[The request] Pictures in the records should not be copied, but every other part must be repeated exactly.

[Data section]
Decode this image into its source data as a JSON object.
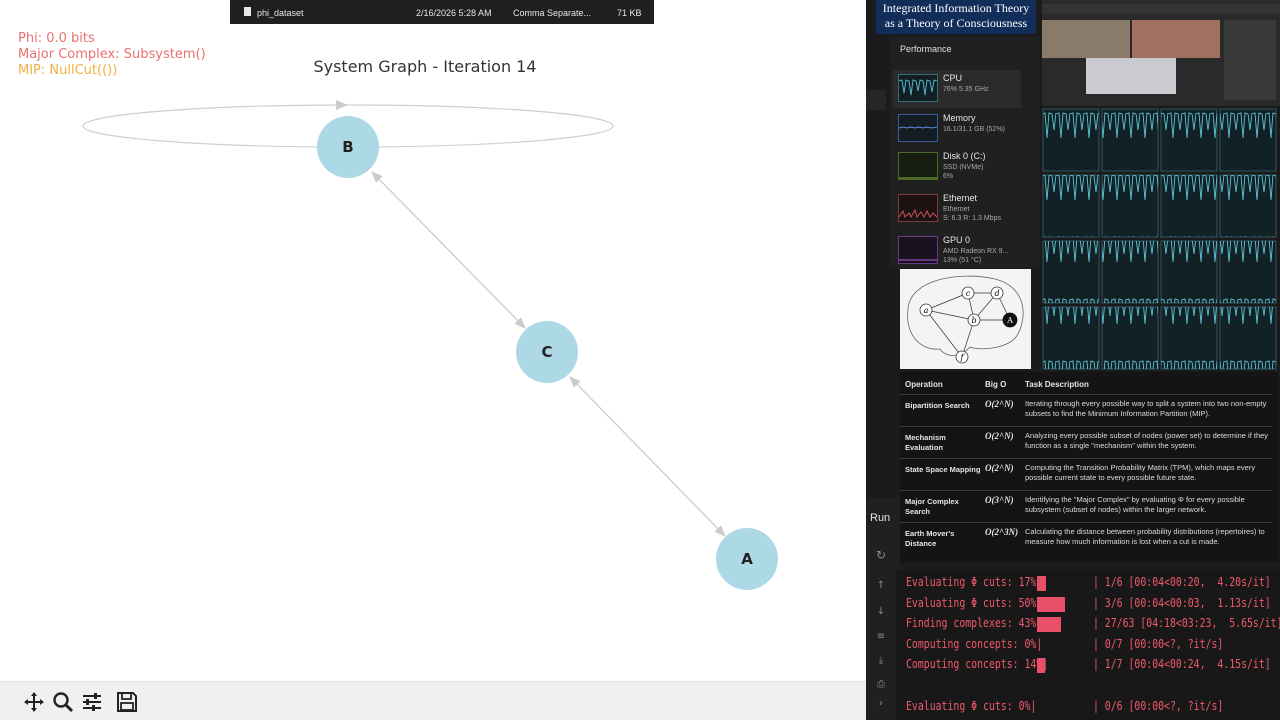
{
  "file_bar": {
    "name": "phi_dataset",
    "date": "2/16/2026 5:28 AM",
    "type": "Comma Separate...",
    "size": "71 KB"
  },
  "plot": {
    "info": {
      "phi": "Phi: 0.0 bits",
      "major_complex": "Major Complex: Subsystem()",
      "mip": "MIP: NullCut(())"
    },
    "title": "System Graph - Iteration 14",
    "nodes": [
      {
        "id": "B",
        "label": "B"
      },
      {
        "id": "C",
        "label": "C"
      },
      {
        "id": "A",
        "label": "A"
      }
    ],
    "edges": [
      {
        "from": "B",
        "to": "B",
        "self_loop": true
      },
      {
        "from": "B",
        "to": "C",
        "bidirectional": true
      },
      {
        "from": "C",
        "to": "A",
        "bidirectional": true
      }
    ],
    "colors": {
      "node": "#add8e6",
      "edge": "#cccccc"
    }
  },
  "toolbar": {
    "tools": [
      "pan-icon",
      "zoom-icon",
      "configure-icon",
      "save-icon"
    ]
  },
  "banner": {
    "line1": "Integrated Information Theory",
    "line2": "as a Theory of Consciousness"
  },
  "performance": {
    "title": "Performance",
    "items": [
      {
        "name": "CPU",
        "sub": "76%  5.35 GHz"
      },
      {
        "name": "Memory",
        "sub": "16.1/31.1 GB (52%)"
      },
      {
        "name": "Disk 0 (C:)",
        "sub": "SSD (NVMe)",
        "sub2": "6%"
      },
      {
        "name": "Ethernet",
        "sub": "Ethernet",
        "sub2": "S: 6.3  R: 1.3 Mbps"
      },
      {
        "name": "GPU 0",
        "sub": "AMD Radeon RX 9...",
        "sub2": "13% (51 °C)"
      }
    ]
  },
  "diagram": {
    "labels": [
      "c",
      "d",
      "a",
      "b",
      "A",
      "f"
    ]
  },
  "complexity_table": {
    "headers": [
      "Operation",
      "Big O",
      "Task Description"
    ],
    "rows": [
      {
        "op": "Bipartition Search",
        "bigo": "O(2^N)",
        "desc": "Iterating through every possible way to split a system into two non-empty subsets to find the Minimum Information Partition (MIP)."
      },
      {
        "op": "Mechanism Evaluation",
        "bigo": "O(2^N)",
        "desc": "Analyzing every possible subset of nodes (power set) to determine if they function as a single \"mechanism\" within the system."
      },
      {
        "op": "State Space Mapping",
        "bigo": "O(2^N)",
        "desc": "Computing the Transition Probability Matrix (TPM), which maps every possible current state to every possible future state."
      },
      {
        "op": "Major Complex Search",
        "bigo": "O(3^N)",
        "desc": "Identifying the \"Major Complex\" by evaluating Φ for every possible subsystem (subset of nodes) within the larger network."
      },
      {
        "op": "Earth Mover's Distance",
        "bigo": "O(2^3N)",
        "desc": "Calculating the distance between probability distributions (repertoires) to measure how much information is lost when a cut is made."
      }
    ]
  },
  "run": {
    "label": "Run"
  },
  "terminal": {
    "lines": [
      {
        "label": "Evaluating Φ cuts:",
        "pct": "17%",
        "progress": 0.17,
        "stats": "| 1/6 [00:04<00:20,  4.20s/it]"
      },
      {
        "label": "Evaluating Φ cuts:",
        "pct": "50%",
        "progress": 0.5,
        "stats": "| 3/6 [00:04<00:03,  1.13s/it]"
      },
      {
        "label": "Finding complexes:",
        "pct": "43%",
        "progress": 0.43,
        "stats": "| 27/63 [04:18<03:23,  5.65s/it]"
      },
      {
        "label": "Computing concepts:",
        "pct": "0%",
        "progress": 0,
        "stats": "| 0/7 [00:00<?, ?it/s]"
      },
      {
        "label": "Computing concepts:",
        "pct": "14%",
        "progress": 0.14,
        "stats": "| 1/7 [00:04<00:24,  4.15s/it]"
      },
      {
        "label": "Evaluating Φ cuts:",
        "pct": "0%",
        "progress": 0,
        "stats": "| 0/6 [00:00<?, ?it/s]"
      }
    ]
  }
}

[Result below]
Decode this image into its source data as a JSON object.
{
  "file_bar": {
    "name": "phi_dataset",
    "date": "2/16/2026 5:28 AM",
    "type": "Comma Separate...",
    "size": "71 KB"
  },
  "plot": {
    "info": {
      "phi": "Phi: 0.0 bits",
      "major_complex": "Major Complex: Subsystem()",
      "mip": "MIP: NullCut(())"
    },
    "title": "System Graph - Iteration 14",
    "nodes": [
      {
        "id": "B",
        "label": "B"
      },
      {
        "id": "C",
        "label": "C"
      },
      {
        "id": "A",
        "label": "A"
      }
    ],
    "edges": [
      {
        "from": "B",
        "to": "B",
        "self_loop": true
      },
      {
        "from": "B",
        "to": "C",
        "bidirectional": true
      },
      {
        "from": "C",
        "to": "A",
        "bidirectional": true
      }
    ],
    "colors": {
      "node": "#add8e6",
      "edge": "#cccccc"
    }
  },
  "toolbar": {
    "tools": [
      "pan-icon",
      "zoom-icon",
      "configure-icon",
      "save-icon"
    ]
  },
  "banner": {
    "line1": "Integrated Information Theory",
    "line2": "as a Theory of Consciousness"
  },
  "performance": {
    "title": "Performance",
    "items": [
      {
        "name": "CPU",
        "sub": "76%  5.35 GHz"
      },
      {
        "name": "Memory",
        "sub": "16.1/31.1 GB (52%)"
      },
      {
        "name": "Disk 0 (C:)",
        "sub": "SSD (NVMe)",
        "sub2": "6%"
      },
      {
        "name": "Ethernet",
        "sub": "Ethernet",
        "sub2": "S: 6.3  R: 1.3 Mbps"
      },
      {
        "name": "GPU 0",
        "sub": "AMD Radeon RX 9...",
        "sub2": "13% (51 °C)"
      }
    ]
  },
  "diagram": {
    "labels": [
      "c",
      "d",
      "a",
      "b",
      "A",
      "f"
    ]
  },
  "complexity_table": {
    "headers": [
      "Operation",
      "Big O",
      "Task Description"
    ],
    "rows": [
      {
        "op": "Bipartition Search",
        "bigo": "O(2^N)",
        "desc": "Iterating through every possible way to split a system into two non-empty subsets to find the Minimum Information Partition (MIP)."
      },
      {
        "op": "Mechanism Evaluation",
        "bigo": "O(2^N)",
        "desc": "Analyzing every possible subset of nodes (power set) to determine if they function as a single \"mechanism\" within the system."
      },
      {
        "op": "State Space Mapping",
        "bigo": "O(2^N)",
        "desc": "Computing the Transition Probability Matrix (TPM), which maps every possible current state to every possible future state."
      },
      {
        "op": "Major Complex Search",
        "bigo": "O(3^N)",
        "desc": "Identifying the \"Major Complex\" by evaluating Φ for every possible subsystem (subset of nodes) within the larger network."
      },
      {
        "op": "Earth Mover's Distance",
        "bigo": "O(2^3N)",
        "desc": "Calculating the distance between probability distributions (repertoires) to measure how much information is lost when a cut is made."
      }
    ]
  },
  "run": {
    "label": "Run"
  },
  "terminal": {
    "lines": [
      {
        "label": "Evaluating Φ cuts:",
        "pct": "17%",
        "progress": 0.17,
        "stats": "| 1/6 [00:04<00:20,  4.20s/it]"
      },
      {
        "label": "Evaluating Φ cuts:",
        "pct": "50%",
        "progress": 0.5,
        "stats": "| 3/6 [00:04<00:03,  1.13s/it]"
      },
      {
        "label": "Finding complexes:",
        "pct": "43%",
        "progress": 0.43,
        "stats": "| 27/63 [04:18<03:23,  5.65s/it]"
      },
      {
        "label": "Computing concepts:",
        "pct": "0%",
        "progress": 0,
        "stats": "| 0/7 [00:00<?, ?it/s]"
      },
      {
        "label": "Computing concepts:",
        "pct": "14%",
        "progress": 0.14,
        "stats": "| 1/7 [00:04<00:24,  4.15s/it]"
      },
      {
        "label": "Evaluating Φ cuts:",
        "pct": "0%",
        "progress": 0,
        "stats": "| 0/6 [00:00<?, ?it/s]"
      }
    ]
  }
}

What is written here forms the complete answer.